Task statement →
Select all lines in the records that include "حديث".

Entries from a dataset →
• • •

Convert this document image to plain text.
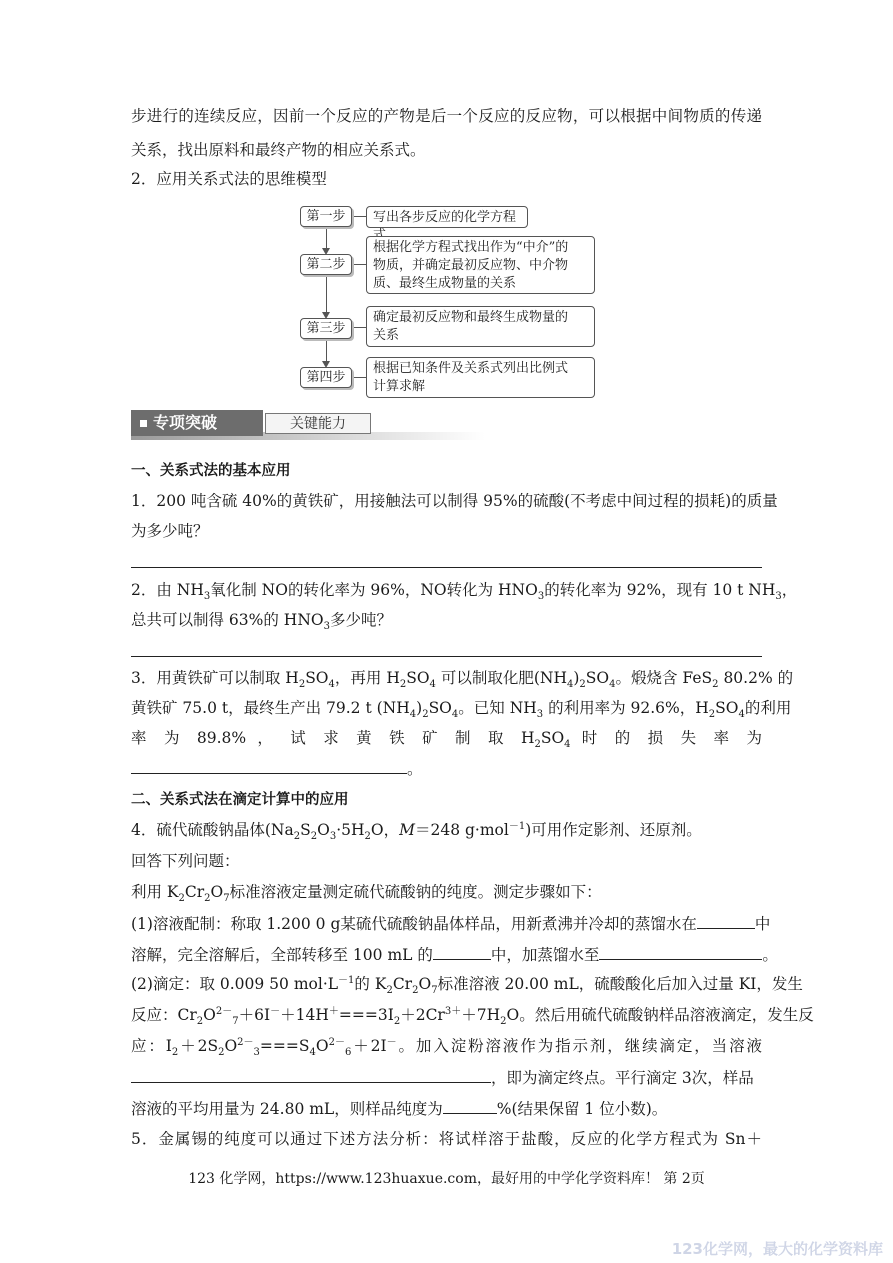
步进行的连续反应，因前一个反应的产物是后一个反应的反应物，可以根据中间物质的传递
关系，找出原料和最终产物的相应关系式。
2．应用关系式法的思维模型
第一步
第二步
第三步
第四步
写出各步反应的化学方程
根据化学方程式找出作为“中介”的
物质，并确定最初反应物、中介物
质、最终生成物量的关系
确定最初反应物和最终生成物量的
关系
根据已知条件及关系式列出比例式
计算求解
专项突破	关键能力
一、关系式法的基本应用
1．200 吨含硫 40%的黄铁矿，用接触法可以制得 95%的硫酸(不考虑中间过程的损耗)的质量
为多少吨？
2．由 $NH_3$氧化制 NO的转化率为 96%，NO转化为 $HNO_3$的转化率为 92%，现有 10 t $NH_3$，
总共可以制得 63%的 $HNO_3$多少吨？
3．用黄铁矿可以制取 $H_2SO_4$，再用 $H_2SO_4$ 可以制取化肥$(NH_4)_2SO_4$。煅烧含 FeS$_2$ 80.2% 的
黄铁矿 75.0 t，最终生产出 79.2 t $(NH_4)_2SO_4$。已知 $NH_3$ 的利用率为 92.6%，$H_2SO_4$的利用
率 为 89.8% ， 试 求 黄 铁 矿 制 取 $H_2SO_4$ 时 的 损 失 率 为
。
二、关系式法在滴定计算中的应用
4．硫代硫酸钠晶体($Na_2S_2O_3\cdot 5H_2O$，M＝248 g·mol$^{-1}$)可用作定影剂、还原剂。
回答下列问题：
利用 $K_2Cr_2O_7$标准溶液定量测定硫代硫酸钠的纯度。测定步骤如下：
(1)溶液配制：称取 1.200 0 g某硫代硫酸钠晶体样品，用新煮沸并冷却的蒸馏水在	中
溶解，完全溶解后，全部转移至 100 mL 的	中，加蒸馏水至	。
(2)滴定：取 0.009 50 $mol\cdot L^{-1}$的 $K_2Cr_2O_7$标准溶液 20.00 mL，硫酸酸化后加入过量 KI，发生
反应：$Cr_2O^{2-}_7+6I^-+14H^+===3I_2+2Cr^{3+}+7H_2O$。然后用硫代硫酸钠样品溶液滴定，发生反
应：$I_2+2S_2O^{2-}_3===S_4O^{2-}_6+2I^-$。加入淀粉溶液作为指示剂，继续滴定，当溶液
，即为滴定终点。平行滴定 3次，样品
溶液的平均用量为 24.80 mL，则样品纯度为	%(结果保留 1 位小数)。
5．金属锡的纯度可以通过下述方法分析：将试样溶于盐酸，反应的化学方程式为 Sn＋
123 化学网，https://www.123huaxue.com，最好用的中学化学资料库！ 第 2页
123化学网，最大的化学资料库
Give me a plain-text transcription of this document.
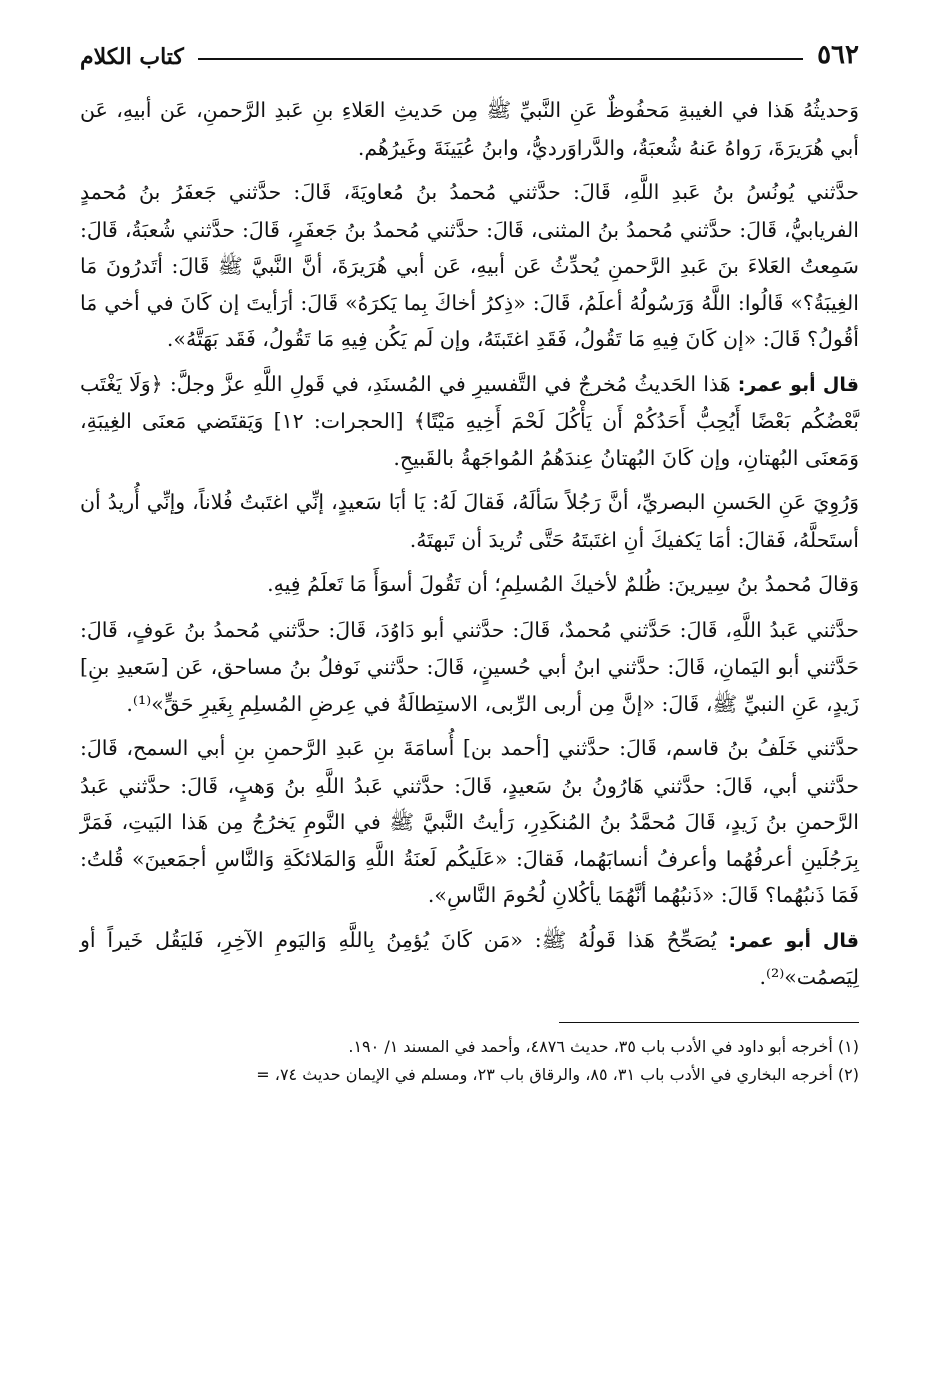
٥٦٢
كتاب الكلام

وَحديثُهُ هَذا في الغيبةِ مَحفُوظٌ عَنِ النَّبيِّ ﷺ مِن حَديثِ العَلاءِ بنِ عَبدِ الرَّحمنِ، عَن أبيهِ، عَن أبي هُرَيرَةَ، رَواهُ عَنهُ شُعبَةُ، والدَّراوَرديُّ، وابنُ عُيَينَةَ وغَيرُهُم.

حدَّثني يُونُسُ بنُ عَبدِ اللَّهِ، قَالَ: حدَّثني مُحمدُ بنُ مُعاويَةَ، قَالَ: حدَّثني جَعفَرُ بنُ مُحمدٍ الفريابيُّ، قَالَ: حدَّثني مُحمدُ بنُ المثنى، قَالَ: حدَّثني مُحمدُ بنُ جَعفَرٍ، قَالَ: حدَّثني شُعبَةُ، قَالَ: سَمِعتُ العَلاءَ بنَ عَبدِ الرَّحمنِ يُحدِّثُ عَن أبيهِ، عَن أبي هُرَيرَةَ، أنَّ النَّبيَّ ﷺ قَالَ: أتَدرُونَ مَا الغِيبَةُ؟» قَالُوا: اللَّهُ وَرَسُولُهُ أعلَمُ، قَالَ: «ذِكرُ أخاكَ بِما يَكرَهُ» قَالَ: أرَأيتَ إن كَانَ في أخي مَا أقُولُ؟ قَالَ: «إن كَانَ فِيهِ مَا تَقُولُ، فَقَدِ اغتَبتَهُ، وإن لَم يَكُن فِيهِ مَا تَقُولُ، فَقَد بَهَتَّهُ».

قال أبو عمر: هَذا الحَديثُ مُخرجٌ في التَّفسيرِ في المُسنَدِ، في قَولِ اللَّهِ عزَّ وجلَّ: ﴿وَلَا يَغْتَب بَّعْضُكُم بَعْضًا أَيُحِبُّ أَحَدُكُمْ أَن يَأْكُلَ لَحْمَ أَخِيهِ مَيْتًا﴾ [الحجرات: ١٢] وَيَقتَضي مَعنَى الغِيبَةِ، وَمَعنَى البُهتانِ، وإن كَانَ البُهتانُ عِندَهُمُ المُواجَهةُ بالقَبيحِ.

وَرُوِيَ عَنِ الحَسنِ البصريِّ، أنَّ رَجُلاً سَألَهُ، فَقالَ لَهُ: يَا أبَا سَعيدٍ، إنِّي اغتَبتُ فُلاناً، وإنِّي أُريدُ أن أستَحلَّهُ، فَقالَ: أمَا يَكفيكَ أنِ اغتَبتَهُ حَتَّى تُريدَ أن تَبهتَهُ.

وَقالَ مُحمدُ بنُ سِيرينَ: ظُلمٌ لأخيكَ المُسلِمِ؛ أن تَقُولَ أسوَأَ مَا تَعلَمُ فِيهِ.

حدَّثني عَبدُ اللَّهِ، قَالَ: حَدَّثني مُحمدٌ، قَالَ: حدَّثني أبو دَاوُدَ، قَالَ: حدَّثني مُحمدُ بنُ عَوفٍ، قَالَ: حَدَّثني أبو اليَمانِ، قَالَ: حدَّثني ابنُ أبي حُسينٍ، قَالَ: حدَّثني نَوفلُ بنُ مساحق، عَن [سَعيدِ بنِ] زَيدٍ، عَنِ النبيِّ ﷺ، قَالَ: «إنَّ مِن أربى الرِّبى، الاستِطالَةُ في عِرضِ المُسلِمِ بِغَيرِ حَقٍّ»⁽¹⁾.

حدَّثني خَلَفُ بنُ قاسم، قَالَ: حدَّثني [أحمد بن] أُسامَةَ بنِ عَبدِ الرَّحمنِ بنِ أبي السمح، قَالَ: حدَّثني أبي، قَالَ: حدَّثني هَارُونُ بنُ سَعيدٍ، قَالَ: حدَّثني عَبدُ اللَّهِ بنُ وَهبٍ، قَالَ: حدَّثني عَبدُ الرَّحمنِ بنُ زَيدٍ، قَالَ مُحمَّدُ بنُ المُنكَدِرِ، رَأيتُ النَّبيَّ ﷺ في النَّومِ يَخرُجُ مِن هَذا البَيتِ، فَمَرَّ بِرَجُلَينِ أعرفُهُما وأعرفُ أنسابَهُما، فَقالَ: «عَلَيكُم لَعنَةُ اللَّهِ وَالمَلائكَةِ وَالنَّاسِ أجمَعينَ» قُلتُ: فَمَا ذَنبُهُما؟ قَالَ: «ذَنبُهُما أنَّهُمَا يأكُلانِ لُحُومَ النَّاسِ».

قال أبو عمر: يُصَحِّحُ هَذا قَولُهُ ﷺ: «مَن كَانَ يُؤمِنُ بِاللَّهِ وَاليَومِ الآخِرِ، فَليَقُل خَيراً أو لِيَصمُت»⁽²⁾.

(١) أخرجه أبو داود في الأدب باب ٣٥، حديث ٤٨٧٦، وأحمد في المسند ١/ ١٩٠.

(٢) أخرجه البخاري في الأدب باب ٣١، ٨٥، والرقاق باب ٢٣، ومسلم في الإيمان حديث ٧٤، =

• • •

The answer →
وَحديثُهُ هَذا في الغيبةِ مَحفُوظٌ عَنِ النَّبيِّ ﷺ مِن حَديثِ العَلاءِ بنِ عَبدِ الرَّحمنِ، عَن أبيهِ، عَن أبي هُرَيرَةَ، رَواهُ عَنهُ شُعبَةُ، والدَّراوَرديُّ، وابنُ عُيَينَةَ وغَيرُهُم.
(١) أخرجه أبو داود في الأدب باب ٣٥، حديث ٤٨٧٦، وأحمد في المسند ١/ ١٩٠.
(٢) أخرجه البخاري في الأدب باب ٣١، ٨٥، والرقاق باب ٢٣، ومسلم في الإيمان حديث ٧٤، =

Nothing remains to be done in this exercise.